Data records
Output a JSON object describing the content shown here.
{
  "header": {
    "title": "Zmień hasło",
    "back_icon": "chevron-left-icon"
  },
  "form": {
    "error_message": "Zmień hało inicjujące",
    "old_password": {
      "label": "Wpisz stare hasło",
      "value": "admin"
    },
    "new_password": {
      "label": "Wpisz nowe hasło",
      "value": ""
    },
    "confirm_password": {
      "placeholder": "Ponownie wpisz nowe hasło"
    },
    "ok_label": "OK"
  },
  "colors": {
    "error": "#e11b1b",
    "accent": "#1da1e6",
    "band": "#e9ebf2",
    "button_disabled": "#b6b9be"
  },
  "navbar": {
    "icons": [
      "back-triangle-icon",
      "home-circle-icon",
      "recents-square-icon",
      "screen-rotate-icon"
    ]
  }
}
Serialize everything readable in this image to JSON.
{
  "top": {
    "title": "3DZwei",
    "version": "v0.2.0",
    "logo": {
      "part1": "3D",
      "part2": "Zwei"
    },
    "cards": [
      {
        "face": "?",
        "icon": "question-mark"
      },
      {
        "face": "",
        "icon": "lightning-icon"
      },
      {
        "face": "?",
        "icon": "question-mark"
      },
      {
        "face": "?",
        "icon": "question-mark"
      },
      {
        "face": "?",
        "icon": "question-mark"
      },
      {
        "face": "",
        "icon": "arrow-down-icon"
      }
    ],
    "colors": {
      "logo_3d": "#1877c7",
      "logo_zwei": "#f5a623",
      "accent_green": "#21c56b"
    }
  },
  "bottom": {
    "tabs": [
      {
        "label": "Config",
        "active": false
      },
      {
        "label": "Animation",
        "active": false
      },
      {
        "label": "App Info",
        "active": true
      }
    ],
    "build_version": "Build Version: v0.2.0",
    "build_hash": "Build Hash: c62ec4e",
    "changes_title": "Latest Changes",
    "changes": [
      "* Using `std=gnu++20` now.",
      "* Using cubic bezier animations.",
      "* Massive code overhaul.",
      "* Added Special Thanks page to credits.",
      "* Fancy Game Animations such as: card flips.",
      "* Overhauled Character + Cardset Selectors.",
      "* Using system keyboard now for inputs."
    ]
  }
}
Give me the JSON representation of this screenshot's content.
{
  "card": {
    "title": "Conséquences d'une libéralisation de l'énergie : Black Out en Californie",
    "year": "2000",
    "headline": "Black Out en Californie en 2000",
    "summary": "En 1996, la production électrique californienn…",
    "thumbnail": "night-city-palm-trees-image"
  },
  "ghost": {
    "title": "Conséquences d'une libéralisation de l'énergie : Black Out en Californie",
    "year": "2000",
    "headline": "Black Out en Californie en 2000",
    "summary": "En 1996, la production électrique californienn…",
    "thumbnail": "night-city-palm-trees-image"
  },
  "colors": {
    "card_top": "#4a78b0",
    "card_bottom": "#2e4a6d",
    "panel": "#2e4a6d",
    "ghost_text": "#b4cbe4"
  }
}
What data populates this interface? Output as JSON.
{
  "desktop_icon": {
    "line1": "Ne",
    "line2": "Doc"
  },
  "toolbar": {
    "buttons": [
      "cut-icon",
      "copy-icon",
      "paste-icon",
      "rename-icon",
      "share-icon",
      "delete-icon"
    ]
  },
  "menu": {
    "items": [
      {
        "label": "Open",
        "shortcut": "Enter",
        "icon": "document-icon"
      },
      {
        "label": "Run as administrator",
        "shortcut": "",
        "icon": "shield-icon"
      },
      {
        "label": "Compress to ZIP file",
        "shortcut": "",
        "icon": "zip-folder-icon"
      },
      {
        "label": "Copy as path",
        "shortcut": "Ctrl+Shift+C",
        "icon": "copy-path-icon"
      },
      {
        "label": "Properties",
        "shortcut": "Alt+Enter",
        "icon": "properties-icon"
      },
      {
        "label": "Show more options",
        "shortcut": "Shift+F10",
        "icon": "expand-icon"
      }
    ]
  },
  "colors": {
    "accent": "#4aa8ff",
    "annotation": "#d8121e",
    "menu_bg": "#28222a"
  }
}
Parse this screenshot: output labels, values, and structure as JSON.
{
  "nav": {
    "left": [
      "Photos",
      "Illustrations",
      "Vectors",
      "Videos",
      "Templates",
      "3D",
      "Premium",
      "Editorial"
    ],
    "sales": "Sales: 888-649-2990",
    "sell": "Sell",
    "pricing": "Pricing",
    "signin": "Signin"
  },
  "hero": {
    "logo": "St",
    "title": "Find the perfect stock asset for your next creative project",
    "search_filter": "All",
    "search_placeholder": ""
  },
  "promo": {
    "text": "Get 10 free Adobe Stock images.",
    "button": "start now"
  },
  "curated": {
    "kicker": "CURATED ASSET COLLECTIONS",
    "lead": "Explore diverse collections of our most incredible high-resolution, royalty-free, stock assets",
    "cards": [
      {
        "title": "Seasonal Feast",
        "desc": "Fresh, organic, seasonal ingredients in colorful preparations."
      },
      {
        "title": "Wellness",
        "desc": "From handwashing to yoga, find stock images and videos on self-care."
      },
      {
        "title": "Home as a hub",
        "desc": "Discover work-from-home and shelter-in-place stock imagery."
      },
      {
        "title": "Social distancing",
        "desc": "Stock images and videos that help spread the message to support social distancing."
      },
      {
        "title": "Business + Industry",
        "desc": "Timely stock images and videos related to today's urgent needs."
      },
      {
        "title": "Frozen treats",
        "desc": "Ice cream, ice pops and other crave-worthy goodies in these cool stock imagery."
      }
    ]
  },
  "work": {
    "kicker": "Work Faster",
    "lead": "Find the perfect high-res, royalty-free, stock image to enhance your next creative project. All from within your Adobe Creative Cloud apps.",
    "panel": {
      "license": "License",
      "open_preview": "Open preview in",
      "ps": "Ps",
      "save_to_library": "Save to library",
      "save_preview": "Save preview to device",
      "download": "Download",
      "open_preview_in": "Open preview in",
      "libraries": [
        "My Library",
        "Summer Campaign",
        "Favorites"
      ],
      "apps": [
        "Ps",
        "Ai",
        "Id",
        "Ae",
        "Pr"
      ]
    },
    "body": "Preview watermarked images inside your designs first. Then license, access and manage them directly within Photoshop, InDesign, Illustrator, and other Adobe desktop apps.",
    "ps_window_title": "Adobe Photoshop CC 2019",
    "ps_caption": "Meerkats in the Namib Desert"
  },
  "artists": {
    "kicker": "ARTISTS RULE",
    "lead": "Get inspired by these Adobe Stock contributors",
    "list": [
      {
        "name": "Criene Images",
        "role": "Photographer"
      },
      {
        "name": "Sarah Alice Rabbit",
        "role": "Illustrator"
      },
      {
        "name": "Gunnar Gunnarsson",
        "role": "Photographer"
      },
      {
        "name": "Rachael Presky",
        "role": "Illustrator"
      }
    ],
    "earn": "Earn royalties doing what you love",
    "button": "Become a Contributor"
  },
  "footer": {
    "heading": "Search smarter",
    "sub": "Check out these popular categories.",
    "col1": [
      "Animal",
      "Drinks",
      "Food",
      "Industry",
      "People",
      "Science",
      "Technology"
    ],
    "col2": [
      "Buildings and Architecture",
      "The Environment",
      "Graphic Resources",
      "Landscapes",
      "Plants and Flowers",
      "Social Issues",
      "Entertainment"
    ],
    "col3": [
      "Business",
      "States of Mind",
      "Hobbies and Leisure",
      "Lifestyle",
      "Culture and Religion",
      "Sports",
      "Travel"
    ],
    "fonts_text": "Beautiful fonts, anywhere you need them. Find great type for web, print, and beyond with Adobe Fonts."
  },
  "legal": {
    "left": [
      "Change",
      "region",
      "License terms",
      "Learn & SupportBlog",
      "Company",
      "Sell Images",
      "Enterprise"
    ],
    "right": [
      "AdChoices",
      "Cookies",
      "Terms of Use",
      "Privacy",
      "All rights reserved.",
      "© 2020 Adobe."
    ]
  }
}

**WHAT THE TASK REQUIRES:** Extract each line from the listing above, please, and repeat it exactly.

**TASK RESPONSE:**
Output a JSON object describing the content shown here.
{
  "header": {
    "title": "Zmień hasło",
    "back_icon": "chevron-left-icon"
  },
  "form": {
    "error_message": "Zmień hało inicjujące",
    "old_password": {
      "label": "Wpisz stare hasło",
      "value": "admin"
    },
    "new_password": {
      "label": "Wpisz nowe hasło",
      "value": ""
    },
    "confirm_password": {
      "placeholder": "Ponownie wpisz nowe hasło"
    },
    "ok_label": "OK"
  },
  "colors": {
    "error": "#e11b1b",
    "accent": "#1da1e6",
    "band": "#e9ebf2",
    "button_disabled": "#b6b9be"
  },
  "navbar": {
    "icons": [
      "back-triangle-icon",
      "home-circle-icon",
      "recents-square-icon",
      "screen-rotate-icon"
    ]
  }
}
Serialize everything readable in this image to JSON.
{
  "top": {
    "title": "3DZwei",
    "version": "v0.2.0",
    "logo": {
      "part1": "3D",
      "part2": "Zwei"
    },
    "cards": [
      {
        "face": "?",
        "icon": "question-mark"
      },
      {
        "face": "",
        "icon": "lightning-icon"
      },
      {
        "face": "?",
        "icon": "question-mark"
      },
      {
        "face": "?",
        "icon": "question-mark"
      },
      {
        "face": "?",
        "icon": "question-mark"
      },
      {
        "face": "",
        "icon": "arrow-down-icon"
      }
    ],
    "colors": {
      "logo_3d": "#1877c7",
      "logo_zwei": "#f5a623",
      "accent_green": "#21c56b"
    }
  },
  "bottom": {
    "tabs": [
      {
        "label": "Config",
        "active": false
      },
      {
        "label": "Animation",
        "active": false
      },
      {
        "label": "App Info",
        "active": true
      }
    ],
    "build_version": "Build Version: v0.2.0",
    "build_hash": "Build Hash: c62ec4e",
    "changes_title": "Latest Changes",
    "changes": [
      "* Using `std=gnu++20` now.",
      "* Using cubic bezier animations.",
      "* Massive code overhaul.",
      "* Added Special Thanks page to credits.",
      "* Fancy Game Animations such as: card flips.",
      "* Overhauled Character + Cardset Selectors.",
      "* Using system keyboard now for inputs."
    ]
  }
}
Give me the JSON representation of this screenshot's content.
{
  "card": {
    "title": "Conséquences d'une libéralisation de l'énergie : Black Out en Californie",
    "year": "2000",
    "headline": "Black Out en Californie en 2000",
    "summary": "En 1996, la production électrique californienn…",
    "thumbnail": "night-city-palm-trees-image"
  },
  "ghost": {
    "title": "Conséquences d'une libéralisation de l'énergie : Black Out en Californie",
    "year": "2000",
    "headline": "Black Out en Californie en 2000",
    "summary": "En 1996, la production électrique californienn…",
    "thumbnail": "night-city-palm-trees-image"
  },
  "colors": {
    "card_top": "#4a78b0",
    "card_bottom": "#2e4a6d",
    "panel": "#2e4a6d",
    "ghost_text": "#b4cbe4"
  }
}
What data populates this interface? Output as JSON.
{
  "desktop_icon": {
    "line1": "Ne",
    "line2": "Doc"
  },
  "toolbar": {
    "buttons": [
      "cut-icon",
      "copy-icon",
      "paste-icon",
      "rename-icon",
      "share-icon",
      "delete-icon"
    ]
  },
  "menu": {
    "items": [
      {
        "label": "Open",
        "shortcut": "Enter",
        "icon": "document-icon"
      },
      {
        "label": "Run as administrator",
        "shortcut": "",
        "icon": "shield-icon"
      },
      {
        "label": "Compress to ZIP file",
        "shortcut": "",
        "icon": "zip-folder-icon"
      },
      {
        "label": "Copy as path",
        "shortcut": "Ctrl+Shift+C",
        "icon": "copy-path-icon"
      },
      {
        "label": "Properties",
        "shortcut": "Alt+Enter",
        "icon": "properties-icon"
      },
      {
        "label": "Show more options",
        "shortcut": "Shift+F10",
        "icon": "expand-icon"
      }
    ]
  },
  "colors": {
    "accent": "#4aa8ff",
    "annotation": "#d8121e",
    "menu_bg": "#28222a"
  }
}
Parse this screenshot: output labels, values, and structure as JSON.
{
  "nav": {
    "left": [
      "Photos",
      "Illustrations",
      "Vectors",
      "Videos",
      "Templates",
      "3D",
      "Premium",
      "Editorial"
    ],
    "sales": "Sales: 888-649-2990",
    "sell": "Sell",
    "pricing": "Pricing",
    "signin": "Signin"
  },
  "hero": {
    "logo": "St",
    "title": "Find the perfect stock asset for your next creative project",
    "search_filter": "All",
    "search_placeholder": ""
  },
  "promo": {
    "text": "Get 10 free Adobe Stock images.",
    "button": "start now"
  },
  "curated": {
    "kicker": "CURATED ASSET COLLECTIONS",
    "lead": "Explore diverse collections of our most incredible high-resolution, royalty-free, stock assets",
    "cards": [
      {
        "title": "Seasonal Feast",
        "desc": "Fresh, organic, seasonal ingredients in colorful preparations."
      },
      {
        "title": "Wellness",
        "desc": "From handwashing to yoga, find stock images and videos on self-care."
      },
      {
        "title": "Home as a hub",
        "desc": "Discover work-from-home and shelter-in-place stock imagery."
      },
      {
        "title": "Social distancing",
        "desc": "Stock images and videos that help spread the message to support social distancing."
      },
      {
        "title": "Business + Industry",
        "desc": "Timely stock images and videos related to today's urgent needs."
      },
      {
        "title": "Frozen treats",
        "desc": "Ice cream, ice pops and other crave-worthy goodies in these cool stock imagery."
      }
    ]
  },
  "work": {
    "kicker": "Work Faster",
    "lead": "Find the perfect high-res, royalty-free, stock image to enhance your next creative project. All from within your Adobe Creative Cloud apps.",
    "panel": {
      "license": "License",
      "open_preview": "Open preview in",
      "ps": "Ps",
      "save_to_library": "Save to library",
      "save_preview": "Save preview to device",
      "download": "Download",
      "open_preview_in": "Open preview in",
      "libraries": [
        "My Library",
        "Summer Campaign",
        "Favorites"
      ],
      "apps": [
        "Ps",
        "Ai",
        "Id",
        "Ae",
        "Pr"
      ]
    },
    "body": "Preview watermarked images inside your designs first. Then license, access and manage them directly within Photoshop, InDesign, Illustrator, and other Adobe desktop apps.",
    "ps_window_title": "Adobe Photoshop CC 2019",
    "ps_caption": "Meerkats in the Namib Desert"
  },
  "artists": {
    "kicker": "ARTISTS RULE",
    "lead": "Get inspired by these Adobe Stock contributors",
    "list": [
      {
        "name": "Criene Images",
        "role": "Photographer"
      },
      {
        "name": "Sarah Alice Rabbit",
        "role": "Illustrator"
      },
      {
        "name": "Gunnar Gunnarsson",
        "role": "Photographer"
      },
      {
        "name": "Rachael Presky",
        "role": "Illustrator"
      }
    ],
    "earn": "Earn royalties doing what you love",
    "button": "Become a Contributor"
  },
  "footer": {
    "heading": "Search smarter",
    "sub": "Check out these popular categories.",
    "col1": [
      "Animal",
      "Drinks",
      "Food",
      "Industry",
      "People",
      "Science",
      "Technology"
    ],
    "col2": [
      "Buildings and Architecture",
      "The Environment",
      "Graphic Resources",
      "Landscapes",
      "Plants and Flowers",
      "Social Issues",
      "Entertainment"
    ],
    "col3": [
      "Business",
      "States of Mind",
      "Hobbies and Leisure",
      "Lifestyle",
      "Culture and Religion",
      "Sports",
      "Travel"
    ],
    "fonts_text": "Beautiful fonts, anywhere you need them. Find great type for web, print, and beyond with Adobe Fonts."
  },
  "legal": {
    "left": [
      "Change",
      "region",
      "License terms",
      "Learn & SupportBlog",
      "Company",
      "Sell Images",
      "Enterprise"
    ],
    "right": [
      "AdChoices",
      "Cookies",
      "Terms of Use",
      "Privacy",
      "All rights reserved.",
      "© 2020 Adobe."
    ]
  }
}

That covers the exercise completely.